- Directions:
Search the data for the string "systematyczne" and extract every line where it appears.

- Source records:

----

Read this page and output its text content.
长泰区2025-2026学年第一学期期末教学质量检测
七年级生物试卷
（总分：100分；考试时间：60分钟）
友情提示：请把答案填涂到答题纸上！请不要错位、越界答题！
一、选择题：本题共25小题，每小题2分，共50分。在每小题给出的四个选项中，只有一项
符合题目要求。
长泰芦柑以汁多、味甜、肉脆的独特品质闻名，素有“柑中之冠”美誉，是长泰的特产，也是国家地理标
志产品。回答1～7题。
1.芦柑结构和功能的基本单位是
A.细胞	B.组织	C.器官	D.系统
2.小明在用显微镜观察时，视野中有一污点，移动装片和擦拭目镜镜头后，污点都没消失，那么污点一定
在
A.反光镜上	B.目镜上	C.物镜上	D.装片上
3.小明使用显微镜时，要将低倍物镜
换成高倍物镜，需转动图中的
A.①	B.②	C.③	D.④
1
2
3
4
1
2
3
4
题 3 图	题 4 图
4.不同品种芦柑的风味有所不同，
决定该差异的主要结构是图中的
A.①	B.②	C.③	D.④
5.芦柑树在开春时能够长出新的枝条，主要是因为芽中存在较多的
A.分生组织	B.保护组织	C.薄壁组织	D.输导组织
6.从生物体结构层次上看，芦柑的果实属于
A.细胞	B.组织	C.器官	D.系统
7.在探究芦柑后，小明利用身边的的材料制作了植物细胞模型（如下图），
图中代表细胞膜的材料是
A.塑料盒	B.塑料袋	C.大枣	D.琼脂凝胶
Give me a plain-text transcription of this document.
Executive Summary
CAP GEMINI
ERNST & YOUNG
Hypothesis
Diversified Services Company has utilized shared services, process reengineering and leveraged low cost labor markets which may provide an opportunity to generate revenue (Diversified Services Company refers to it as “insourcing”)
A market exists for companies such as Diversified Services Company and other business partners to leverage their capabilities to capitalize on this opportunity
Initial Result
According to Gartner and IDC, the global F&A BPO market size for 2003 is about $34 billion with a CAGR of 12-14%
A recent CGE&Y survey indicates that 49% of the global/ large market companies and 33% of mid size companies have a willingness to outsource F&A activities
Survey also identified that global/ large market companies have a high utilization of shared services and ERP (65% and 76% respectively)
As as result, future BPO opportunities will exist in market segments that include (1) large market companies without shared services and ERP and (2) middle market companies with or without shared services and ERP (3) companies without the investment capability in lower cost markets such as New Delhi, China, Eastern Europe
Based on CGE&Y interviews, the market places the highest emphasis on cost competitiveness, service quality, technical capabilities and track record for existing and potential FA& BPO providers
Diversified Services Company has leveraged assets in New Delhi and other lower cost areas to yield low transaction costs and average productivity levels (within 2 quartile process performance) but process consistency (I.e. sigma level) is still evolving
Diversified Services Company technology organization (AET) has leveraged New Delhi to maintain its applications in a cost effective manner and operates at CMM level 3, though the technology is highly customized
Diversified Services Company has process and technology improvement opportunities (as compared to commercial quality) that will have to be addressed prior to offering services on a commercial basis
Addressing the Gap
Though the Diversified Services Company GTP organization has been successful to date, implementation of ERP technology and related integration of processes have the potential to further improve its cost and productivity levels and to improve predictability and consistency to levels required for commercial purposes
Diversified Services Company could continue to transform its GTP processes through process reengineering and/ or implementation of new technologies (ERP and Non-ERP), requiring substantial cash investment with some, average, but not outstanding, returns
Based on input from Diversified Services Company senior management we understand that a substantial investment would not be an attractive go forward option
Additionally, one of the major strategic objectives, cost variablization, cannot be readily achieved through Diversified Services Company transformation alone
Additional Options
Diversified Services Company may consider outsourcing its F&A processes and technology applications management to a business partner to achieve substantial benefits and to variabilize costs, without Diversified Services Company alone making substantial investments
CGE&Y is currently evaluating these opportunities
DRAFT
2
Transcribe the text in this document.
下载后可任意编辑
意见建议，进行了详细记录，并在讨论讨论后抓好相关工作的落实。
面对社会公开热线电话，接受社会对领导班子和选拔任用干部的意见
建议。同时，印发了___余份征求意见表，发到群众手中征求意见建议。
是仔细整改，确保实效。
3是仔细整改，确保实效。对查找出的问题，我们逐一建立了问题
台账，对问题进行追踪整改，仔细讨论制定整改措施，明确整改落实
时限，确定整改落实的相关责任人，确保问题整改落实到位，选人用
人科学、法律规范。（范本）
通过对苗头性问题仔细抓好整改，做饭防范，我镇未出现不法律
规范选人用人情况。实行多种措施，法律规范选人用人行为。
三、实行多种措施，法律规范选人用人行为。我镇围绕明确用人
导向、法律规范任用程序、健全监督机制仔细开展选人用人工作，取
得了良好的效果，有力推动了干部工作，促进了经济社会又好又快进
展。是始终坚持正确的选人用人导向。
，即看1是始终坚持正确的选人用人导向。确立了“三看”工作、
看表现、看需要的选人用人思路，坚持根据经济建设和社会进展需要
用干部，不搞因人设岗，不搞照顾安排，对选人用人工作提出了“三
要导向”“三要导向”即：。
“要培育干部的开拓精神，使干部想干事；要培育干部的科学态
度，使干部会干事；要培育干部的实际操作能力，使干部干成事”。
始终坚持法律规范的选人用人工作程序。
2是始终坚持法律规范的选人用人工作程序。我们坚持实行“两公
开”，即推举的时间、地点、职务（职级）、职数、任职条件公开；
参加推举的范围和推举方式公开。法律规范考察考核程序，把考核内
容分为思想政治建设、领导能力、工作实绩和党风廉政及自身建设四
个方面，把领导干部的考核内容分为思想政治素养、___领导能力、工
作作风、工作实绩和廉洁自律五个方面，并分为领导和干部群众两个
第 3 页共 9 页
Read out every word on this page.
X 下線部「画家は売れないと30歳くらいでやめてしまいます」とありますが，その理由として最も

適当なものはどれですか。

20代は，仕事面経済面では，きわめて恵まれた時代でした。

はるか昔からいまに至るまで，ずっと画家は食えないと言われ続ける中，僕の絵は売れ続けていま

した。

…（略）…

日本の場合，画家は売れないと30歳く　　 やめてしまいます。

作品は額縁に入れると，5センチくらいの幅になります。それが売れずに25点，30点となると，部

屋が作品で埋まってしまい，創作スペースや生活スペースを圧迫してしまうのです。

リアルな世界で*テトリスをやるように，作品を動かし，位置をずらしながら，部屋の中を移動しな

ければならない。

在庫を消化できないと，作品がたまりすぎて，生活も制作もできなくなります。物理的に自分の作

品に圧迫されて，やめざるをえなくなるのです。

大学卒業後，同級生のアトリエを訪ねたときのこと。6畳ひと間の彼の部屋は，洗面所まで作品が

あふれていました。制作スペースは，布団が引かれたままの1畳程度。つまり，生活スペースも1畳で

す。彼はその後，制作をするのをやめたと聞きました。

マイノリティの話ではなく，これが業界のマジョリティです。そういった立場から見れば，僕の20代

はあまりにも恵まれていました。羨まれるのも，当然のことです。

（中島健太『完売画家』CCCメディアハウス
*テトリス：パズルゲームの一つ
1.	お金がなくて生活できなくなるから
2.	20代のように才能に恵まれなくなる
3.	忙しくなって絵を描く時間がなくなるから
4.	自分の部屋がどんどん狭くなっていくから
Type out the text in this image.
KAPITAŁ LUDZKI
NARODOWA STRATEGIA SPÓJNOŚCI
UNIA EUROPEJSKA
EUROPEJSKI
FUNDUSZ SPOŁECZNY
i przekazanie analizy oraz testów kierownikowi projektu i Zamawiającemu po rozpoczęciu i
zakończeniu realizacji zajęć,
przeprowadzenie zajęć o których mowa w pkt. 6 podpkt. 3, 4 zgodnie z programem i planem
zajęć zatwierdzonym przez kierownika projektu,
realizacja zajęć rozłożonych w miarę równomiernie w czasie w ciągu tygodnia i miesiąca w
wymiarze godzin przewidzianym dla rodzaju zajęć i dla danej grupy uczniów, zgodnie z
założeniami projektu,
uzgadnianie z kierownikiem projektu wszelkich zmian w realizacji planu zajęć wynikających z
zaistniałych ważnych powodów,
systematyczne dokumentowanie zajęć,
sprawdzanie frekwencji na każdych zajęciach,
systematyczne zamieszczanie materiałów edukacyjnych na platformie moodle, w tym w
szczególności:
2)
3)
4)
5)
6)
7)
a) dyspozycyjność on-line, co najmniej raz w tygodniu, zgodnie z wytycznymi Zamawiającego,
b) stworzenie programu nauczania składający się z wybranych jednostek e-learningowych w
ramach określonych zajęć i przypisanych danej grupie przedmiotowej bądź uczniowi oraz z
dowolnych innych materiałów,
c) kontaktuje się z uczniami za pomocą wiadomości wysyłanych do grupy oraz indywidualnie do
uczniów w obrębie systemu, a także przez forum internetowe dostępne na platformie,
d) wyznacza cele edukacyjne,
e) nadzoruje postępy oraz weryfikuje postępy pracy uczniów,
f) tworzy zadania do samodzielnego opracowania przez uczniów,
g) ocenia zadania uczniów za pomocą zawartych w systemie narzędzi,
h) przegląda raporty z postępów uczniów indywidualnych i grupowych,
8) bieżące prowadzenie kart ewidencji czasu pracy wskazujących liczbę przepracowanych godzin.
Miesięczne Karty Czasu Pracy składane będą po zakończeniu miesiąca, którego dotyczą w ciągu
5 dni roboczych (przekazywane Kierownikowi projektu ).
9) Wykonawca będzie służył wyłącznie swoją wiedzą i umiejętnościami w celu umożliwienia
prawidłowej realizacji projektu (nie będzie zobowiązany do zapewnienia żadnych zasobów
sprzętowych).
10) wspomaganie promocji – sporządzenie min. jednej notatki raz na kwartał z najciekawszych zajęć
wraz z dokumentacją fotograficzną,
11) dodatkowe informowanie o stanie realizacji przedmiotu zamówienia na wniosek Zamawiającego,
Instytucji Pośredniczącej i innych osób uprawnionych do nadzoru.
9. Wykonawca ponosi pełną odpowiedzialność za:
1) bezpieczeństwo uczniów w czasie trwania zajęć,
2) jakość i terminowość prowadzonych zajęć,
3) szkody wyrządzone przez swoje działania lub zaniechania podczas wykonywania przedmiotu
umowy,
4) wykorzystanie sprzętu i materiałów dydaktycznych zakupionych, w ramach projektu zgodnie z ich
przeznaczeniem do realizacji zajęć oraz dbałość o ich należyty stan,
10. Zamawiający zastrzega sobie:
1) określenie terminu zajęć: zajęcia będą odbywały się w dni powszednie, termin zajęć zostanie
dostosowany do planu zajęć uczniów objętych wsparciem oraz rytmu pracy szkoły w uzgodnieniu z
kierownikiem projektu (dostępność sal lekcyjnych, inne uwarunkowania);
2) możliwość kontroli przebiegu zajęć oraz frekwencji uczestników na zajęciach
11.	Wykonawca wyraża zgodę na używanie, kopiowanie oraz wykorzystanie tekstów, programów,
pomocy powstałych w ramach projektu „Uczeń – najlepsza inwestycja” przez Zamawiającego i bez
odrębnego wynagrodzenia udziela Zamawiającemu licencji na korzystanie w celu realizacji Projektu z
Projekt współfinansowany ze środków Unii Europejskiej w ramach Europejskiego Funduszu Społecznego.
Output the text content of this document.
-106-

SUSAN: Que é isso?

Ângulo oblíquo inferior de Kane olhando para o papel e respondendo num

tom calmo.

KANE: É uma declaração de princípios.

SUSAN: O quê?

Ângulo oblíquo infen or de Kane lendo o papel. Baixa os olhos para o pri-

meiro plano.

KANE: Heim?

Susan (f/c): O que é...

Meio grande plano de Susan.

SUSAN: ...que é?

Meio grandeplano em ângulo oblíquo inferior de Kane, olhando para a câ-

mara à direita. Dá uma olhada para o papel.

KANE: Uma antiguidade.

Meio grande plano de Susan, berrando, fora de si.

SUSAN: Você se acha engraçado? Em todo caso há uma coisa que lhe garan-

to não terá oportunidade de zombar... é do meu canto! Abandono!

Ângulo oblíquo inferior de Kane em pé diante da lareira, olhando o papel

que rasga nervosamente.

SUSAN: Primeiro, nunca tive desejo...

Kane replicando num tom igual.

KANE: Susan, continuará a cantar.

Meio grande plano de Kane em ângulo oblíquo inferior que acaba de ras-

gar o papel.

----

- Task answer:
systematyczne dokumentowanie zajęć,
systematyczne zamieszczanie materiałów edukacyjnych na platformie moodle, w tym w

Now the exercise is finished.